Stored data entries:

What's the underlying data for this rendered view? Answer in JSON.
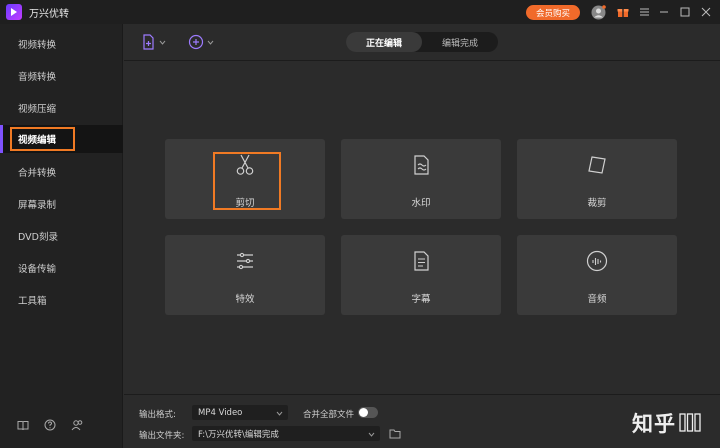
{
  "app": {
    "title": "万兴优转",
    "buy_label": "会员购买"
  },
  "sidebar": {
    "items": [
      {
        "label": "视频转换"
      },
      {
        "label": "音频转换"
      },
      {
        "label": "视频压缩"
      },
      {
        "label": "视频编辑"
      },
      {
        "label": "合并转换"
      },
      {
        "label": "屏幕录制"
      },
      {
        "label": "DVD刻录"
      },
      {
        "label": "设备传输"
      },
      {
        "label": "工具箱"
      }
    ],
    "active_index": 3
  },
  "toolbar": {
    "tabs": [
      {
        "label": "正在编辑"
      },
      {
        "label": "编辑完成"
      }
    ],
    "active_tab": 0
  },
  "tools": [
    {
      "label": "剪切",
      "icon": "scissors-icon"
    },
    {
      "label": "水印",
      "icon": "watermark-icon"
    },
    {
      "label": "裁剪",
      "icon": "crop-icon"
    },
    {
      "label": "特效",
      "icon": "effects-icon"
    },
    {
      "label": "字幕",
      "icon": "subtitle-icon"
    },
    {
      "label": "音频",
      "icon": "audio-icon"
    }
  ],
  "bottom": {
    "format_label": "输出格式:",
    "format_value": "MP4 Video",
    "merge_label": "合并全部文件",
    "merge_enabled": false,
    "folder_label": "输出文件夹:",
    "folder_value": "F:\\万兴优转\\编辑完成"
  },
  "watermark": "知乎",
  "colors": {
    "accent": "#f06a2a",
    "highlight": "#f07a24",
    "brand": "#7f52ff"
  }
}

PROBLEM DESCRIPTION: Retype the data above exactly; pictures are not part of the copy.

RESULT OF THE EXERCISE:
What's the underlying data for this rendered view? Answer in JSON.
{
  "app": {
    "title": "万兴优转",
    "buy_label": "会员购买"
  },
  "sidebar": {
    "items": [
      {
        "label": "视频转换"
      },
      {
        "label": "音频转换"
      },
      {
        "label": "视频压缩"
      },
      {
        "label": "视频编辑"
      },
      {
        "label": "合并转换"
      },
      {
        "label": "屏幕录制"
      },
      {
        "label": "DVD刻录"
      },
      {
        "label": "设备传输"
      },
      {
        "label": "工具箱"
      }
    ],
    "active_index": 3
  },
  "toolbar": {
    "tabs": [
      {
        "label": "正在编辑"
      },
      {
        "label": "编辑完成"
      }
    ],
    "active_tab": 0
  },
  "tools": [
    {
      "label": "剪切",
      "icon": "scissors-icon"
    },
    {
      "label": "水印",
      "icon": "watermark-icon"
    },
    {
      "label": "裁剪",
      "icon": "crop-icon"
    },
    {
      "label": "特效",
      "icon": "effects-icon"
    },
    {
      "label": "字幕",
      "icon": "subtitle-icon"
    },
    {
      "label": "音频",
      "icon": "audio-icon"
    }
  ],
  "bottom": {
    "format_label": "输出格式:",
    "format_value": "MP4 Video",
    "merge_label": "合并全部文件",
    "merge_enabled": false,
    "folder_label": "输出文件夹:",
    "folder_value": "F:\\万兴优转\\编辑完成"
  },
  "watermark": "知乎",
  "colors": {
    "accent": "#f06a2a",
    "highlight": "#f07a24",
    "brand": "#7f52ff"
  }
}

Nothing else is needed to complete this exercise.